*What you are asked to do*:
Look through the lines below and extract any with the word "NASA".

═══

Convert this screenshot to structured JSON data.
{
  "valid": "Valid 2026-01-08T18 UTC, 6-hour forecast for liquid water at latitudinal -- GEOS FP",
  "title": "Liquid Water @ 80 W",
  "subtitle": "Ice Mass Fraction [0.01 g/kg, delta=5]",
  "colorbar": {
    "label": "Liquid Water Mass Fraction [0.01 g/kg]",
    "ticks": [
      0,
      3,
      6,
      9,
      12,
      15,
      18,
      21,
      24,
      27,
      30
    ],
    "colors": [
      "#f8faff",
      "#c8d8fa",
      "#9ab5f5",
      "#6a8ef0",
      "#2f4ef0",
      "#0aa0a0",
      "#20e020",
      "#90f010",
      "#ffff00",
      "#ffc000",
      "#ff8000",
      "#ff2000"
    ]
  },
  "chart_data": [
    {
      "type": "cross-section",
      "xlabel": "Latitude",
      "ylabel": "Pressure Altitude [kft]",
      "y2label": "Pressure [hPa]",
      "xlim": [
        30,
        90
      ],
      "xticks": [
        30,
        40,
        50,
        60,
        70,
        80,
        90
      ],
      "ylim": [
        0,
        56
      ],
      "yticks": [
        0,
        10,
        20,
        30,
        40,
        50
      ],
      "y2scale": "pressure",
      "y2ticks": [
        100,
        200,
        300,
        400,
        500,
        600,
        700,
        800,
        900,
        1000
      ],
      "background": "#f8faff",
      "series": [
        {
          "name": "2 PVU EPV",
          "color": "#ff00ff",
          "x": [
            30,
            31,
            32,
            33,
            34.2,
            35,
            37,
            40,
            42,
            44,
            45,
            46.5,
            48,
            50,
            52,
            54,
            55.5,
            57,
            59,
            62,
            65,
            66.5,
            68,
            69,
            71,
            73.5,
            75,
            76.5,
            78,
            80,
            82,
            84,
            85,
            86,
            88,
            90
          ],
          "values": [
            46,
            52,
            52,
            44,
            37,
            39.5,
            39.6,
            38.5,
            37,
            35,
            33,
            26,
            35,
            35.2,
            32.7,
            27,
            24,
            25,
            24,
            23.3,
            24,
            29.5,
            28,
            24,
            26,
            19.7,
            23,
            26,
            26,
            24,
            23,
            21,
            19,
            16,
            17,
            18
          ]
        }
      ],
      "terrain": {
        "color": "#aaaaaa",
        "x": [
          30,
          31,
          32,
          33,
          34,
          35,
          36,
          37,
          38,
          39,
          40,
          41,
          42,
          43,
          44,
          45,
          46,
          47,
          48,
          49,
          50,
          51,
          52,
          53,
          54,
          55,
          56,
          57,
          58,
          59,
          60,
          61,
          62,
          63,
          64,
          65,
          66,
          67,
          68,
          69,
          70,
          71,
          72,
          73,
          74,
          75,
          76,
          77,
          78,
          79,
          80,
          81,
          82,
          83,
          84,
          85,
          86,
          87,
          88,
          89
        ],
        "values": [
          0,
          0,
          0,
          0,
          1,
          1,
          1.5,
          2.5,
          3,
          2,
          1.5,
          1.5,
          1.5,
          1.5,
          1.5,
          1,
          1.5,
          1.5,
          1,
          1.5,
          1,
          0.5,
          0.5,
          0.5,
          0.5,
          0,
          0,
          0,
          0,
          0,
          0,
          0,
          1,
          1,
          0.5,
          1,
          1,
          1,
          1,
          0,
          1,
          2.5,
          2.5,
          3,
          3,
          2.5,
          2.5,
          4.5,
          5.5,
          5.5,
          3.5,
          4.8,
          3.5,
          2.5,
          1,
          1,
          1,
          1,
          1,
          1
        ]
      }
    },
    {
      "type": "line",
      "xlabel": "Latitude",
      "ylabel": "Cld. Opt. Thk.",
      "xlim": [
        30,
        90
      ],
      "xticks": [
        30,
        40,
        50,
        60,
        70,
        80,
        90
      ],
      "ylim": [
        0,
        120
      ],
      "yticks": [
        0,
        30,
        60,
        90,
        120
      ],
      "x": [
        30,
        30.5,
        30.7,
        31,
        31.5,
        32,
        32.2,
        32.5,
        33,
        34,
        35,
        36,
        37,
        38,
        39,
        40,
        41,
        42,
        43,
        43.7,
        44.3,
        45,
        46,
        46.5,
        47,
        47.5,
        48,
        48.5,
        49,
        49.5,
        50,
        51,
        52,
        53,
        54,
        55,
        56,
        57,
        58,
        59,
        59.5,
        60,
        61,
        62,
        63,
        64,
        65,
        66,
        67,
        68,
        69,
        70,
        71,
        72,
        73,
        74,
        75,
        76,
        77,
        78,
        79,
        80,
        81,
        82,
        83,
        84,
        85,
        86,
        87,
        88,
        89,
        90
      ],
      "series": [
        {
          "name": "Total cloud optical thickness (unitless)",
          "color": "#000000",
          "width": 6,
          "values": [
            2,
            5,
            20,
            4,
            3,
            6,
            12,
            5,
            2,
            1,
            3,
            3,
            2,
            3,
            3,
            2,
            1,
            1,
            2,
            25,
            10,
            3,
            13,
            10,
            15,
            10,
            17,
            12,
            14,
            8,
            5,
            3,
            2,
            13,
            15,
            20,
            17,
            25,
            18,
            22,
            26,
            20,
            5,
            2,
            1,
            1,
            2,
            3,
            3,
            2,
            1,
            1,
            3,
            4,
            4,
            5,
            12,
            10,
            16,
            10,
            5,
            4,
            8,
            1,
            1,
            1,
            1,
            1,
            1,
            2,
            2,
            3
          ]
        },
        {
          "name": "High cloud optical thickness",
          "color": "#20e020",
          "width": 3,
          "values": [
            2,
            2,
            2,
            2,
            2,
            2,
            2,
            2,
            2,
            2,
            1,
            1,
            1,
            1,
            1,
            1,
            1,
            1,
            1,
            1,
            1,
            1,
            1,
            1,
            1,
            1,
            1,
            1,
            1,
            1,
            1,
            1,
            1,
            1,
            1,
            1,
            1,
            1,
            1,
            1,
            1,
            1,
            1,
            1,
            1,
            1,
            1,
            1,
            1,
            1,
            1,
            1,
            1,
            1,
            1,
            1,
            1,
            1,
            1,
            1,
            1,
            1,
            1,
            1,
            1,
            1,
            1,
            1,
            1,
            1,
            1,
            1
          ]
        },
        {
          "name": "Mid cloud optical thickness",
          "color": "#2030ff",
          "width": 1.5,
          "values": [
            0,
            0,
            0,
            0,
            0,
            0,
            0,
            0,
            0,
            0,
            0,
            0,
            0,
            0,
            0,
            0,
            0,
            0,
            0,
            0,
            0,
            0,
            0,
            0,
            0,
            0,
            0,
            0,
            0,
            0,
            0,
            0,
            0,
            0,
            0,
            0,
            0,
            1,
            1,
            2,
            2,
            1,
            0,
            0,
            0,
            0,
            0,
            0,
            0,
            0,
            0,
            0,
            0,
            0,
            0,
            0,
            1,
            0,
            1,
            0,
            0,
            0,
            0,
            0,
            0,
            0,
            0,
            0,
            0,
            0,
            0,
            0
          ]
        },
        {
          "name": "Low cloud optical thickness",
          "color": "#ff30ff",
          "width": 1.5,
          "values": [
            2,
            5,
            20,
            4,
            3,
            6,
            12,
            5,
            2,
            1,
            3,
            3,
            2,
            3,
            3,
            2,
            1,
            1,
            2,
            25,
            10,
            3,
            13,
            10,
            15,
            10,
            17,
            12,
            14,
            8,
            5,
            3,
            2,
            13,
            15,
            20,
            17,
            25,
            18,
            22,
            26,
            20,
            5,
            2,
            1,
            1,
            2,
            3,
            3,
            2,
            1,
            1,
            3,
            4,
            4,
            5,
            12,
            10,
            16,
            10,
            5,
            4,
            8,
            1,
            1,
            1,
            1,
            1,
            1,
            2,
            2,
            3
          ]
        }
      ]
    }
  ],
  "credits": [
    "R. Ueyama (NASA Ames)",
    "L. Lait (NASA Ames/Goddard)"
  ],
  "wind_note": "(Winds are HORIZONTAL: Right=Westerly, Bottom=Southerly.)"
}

═══

*Response*:
    "R. Ueyama (NASA Ames)",
    "L. Lait (NASA Ames/Goddard)"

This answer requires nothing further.